Set down exactly the lines running from the line with "Read out every word on this page." to the end of the listing below, both ends included.
## Begin
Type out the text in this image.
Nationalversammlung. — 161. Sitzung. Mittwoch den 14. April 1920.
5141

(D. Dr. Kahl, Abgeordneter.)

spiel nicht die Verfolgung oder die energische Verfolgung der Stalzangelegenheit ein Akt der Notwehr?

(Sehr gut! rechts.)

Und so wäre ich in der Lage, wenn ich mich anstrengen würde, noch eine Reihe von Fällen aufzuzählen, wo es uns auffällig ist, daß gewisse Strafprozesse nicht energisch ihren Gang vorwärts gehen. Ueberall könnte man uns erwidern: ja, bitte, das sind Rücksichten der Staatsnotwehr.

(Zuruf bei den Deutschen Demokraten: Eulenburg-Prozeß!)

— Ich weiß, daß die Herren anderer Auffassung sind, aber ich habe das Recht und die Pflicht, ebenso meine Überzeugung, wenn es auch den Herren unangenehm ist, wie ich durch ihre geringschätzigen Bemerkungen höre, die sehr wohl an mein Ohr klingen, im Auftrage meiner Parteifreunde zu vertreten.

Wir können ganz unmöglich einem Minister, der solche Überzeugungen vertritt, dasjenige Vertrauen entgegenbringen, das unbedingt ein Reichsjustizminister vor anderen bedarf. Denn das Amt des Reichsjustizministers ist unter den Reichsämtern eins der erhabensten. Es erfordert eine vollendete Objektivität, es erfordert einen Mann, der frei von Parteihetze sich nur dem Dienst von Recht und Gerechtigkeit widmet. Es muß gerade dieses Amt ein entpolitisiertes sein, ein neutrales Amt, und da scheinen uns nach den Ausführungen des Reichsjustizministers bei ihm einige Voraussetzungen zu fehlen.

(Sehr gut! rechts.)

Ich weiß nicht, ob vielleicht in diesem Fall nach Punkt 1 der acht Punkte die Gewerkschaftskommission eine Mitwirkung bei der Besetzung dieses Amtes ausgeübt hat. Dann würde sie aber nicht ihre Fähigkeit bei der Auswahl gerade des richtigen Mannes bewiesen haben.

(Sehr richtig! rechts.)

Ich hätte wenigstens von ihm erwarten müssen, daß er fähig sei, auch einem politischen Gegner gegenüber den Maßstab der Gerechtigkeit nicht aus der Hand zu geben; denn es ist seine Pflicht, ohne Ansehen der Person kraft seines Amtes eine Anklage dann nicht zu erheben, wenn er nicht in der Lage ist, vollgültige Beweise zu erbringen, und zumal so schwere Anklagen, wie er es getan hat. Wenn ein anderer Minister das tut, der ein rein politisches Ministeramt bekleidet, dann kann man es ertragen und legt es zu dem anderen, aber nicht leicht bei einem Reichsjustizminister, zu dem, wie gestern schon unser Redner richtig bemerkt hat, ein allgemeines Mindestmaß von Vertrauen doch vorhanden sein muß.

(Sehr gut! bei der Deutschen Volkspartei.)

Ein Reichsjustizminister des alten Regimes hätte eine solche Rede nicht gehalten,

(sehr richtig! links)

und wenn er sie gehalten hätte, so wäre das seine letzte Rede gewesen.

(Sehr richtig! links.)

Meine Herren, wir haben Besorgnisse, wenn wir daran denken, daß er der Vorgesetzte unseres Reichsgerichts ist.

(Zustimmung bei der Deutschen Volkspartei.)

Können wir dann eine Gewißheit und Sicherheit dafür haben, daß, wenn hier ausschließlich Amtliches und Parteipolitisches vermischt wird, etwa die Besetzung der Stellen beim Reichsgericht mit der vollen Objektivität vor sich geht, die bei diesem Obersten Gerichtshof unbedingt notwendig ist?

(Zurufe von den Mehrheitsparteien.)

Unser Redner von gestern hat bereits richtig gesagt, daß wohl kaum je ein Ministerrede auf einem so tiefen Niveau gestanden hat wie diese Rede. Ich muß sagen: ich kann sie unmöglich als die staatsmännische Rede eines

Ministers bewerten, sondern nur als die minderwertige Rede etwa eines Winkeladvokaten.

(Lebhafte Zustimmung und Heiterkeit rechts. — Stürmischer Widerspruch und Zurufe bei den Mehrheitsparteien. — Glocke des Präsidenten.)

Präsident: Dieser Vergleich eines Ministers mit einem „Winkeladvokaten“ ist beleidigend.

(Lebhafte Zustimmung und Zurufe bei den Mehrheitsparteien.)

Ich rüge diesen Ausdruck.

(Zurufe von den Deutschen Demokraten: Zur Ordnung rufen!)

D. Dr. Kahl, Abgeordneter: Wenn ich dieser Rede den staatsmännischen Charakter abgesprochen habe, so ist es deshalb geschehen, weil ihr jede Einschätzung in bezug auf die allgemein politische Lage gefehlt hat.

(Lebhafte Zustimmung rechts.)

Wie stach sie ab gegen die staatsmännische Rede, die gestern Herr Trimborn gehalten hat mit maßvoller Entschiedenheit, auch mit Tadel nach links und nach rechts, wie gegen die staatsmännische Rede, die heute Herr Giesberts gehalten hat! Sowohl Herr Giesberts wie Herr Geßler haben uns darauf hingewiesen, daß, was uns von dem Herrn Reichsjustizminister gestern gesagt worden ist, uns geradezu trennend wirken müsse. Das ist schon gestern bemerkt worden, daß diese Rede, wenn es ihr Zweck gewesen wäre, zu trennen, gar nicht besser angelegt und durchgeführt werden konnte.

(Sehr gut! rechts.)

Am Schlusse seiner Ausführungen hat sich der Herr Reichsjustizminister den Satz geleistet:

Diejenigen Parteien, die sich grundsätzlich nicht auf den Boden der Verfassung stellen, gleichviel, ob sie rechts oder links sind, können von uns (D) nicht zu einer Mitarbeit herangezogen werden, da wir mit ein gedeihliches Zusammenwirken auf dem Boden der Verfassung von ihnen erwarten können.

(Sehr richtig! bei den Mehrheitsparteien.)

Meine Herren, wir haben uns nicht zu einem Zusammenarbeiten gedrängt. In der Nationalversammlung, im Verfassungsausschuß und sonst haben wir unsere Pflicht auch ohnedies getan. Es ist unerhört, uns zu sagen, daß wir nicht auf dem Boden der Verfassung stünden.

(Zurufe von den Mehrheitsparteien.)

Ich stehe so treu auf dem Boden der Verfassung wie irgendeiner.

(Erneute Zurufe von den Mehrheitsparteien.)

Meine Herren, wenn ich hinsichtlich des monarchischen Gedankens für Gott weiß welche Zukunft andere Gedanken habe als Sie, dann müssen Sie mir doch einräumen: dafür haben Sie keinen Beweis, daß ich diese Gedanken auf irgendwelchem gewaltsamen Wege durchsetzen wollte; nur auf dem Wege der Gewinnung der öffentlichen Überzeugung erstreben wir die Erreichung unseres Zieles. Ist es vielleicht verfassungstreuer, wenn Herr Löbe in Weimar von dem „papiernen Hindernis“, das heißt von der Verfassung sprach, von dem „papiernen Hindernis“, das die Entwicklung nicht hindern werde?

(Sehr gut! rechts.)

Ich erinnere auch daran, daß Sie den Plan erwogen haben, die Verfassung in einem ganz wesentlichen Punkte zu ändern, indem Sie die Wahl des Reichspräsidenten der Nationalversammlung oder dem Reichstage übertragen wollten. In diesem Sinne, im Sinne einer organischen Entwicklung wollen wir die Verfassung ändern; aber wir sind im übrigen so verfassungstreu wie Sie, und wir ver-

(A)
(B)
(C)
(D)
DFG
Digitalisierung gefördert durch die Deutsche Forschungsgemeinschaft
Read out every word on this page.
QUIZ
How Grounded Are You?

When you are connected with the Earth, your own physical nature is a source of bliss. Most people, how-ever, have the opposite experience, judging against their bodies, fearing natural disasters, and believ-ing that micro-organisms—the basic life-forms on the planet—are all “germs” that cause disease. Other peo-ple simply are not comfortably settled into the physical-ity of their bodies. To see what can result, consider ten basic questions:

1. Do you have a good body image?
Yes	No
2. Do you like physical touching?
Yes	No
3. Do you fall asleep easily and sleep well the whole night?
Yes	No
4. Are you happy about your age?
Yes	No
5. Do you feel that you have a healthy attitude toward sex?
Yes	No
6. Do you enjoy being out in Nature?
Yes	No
## End
## Task solution:
Read out every word on this page.
QUIZ
How Grounded Are You?

When you are connected with the Earth, your own physical nature is a source of bliss. Most people, how-ever, have the opposite experience, judging against their bodies, fearing natural disasters, and believ-ing that micro-organisms—the basic life-forms on the planet—are all “germs” that cause disease. Other peo-ple simply are not comfortably settled into the physical-ity of their bodies. To see what can result, consider ten basic questions:

1. Do you have a good body image?
Yes	No
2. Do you like physical touching?
Yes	No
3. Do you fall asleep easily and sleep well the whole night?
Yes	No
4. Are you happy about your age?
Yes	No
5. Do you feel that you have a healthy attitude toward sex?
Yes	No
6. Do you enjoy being out in Nature?
Yes	No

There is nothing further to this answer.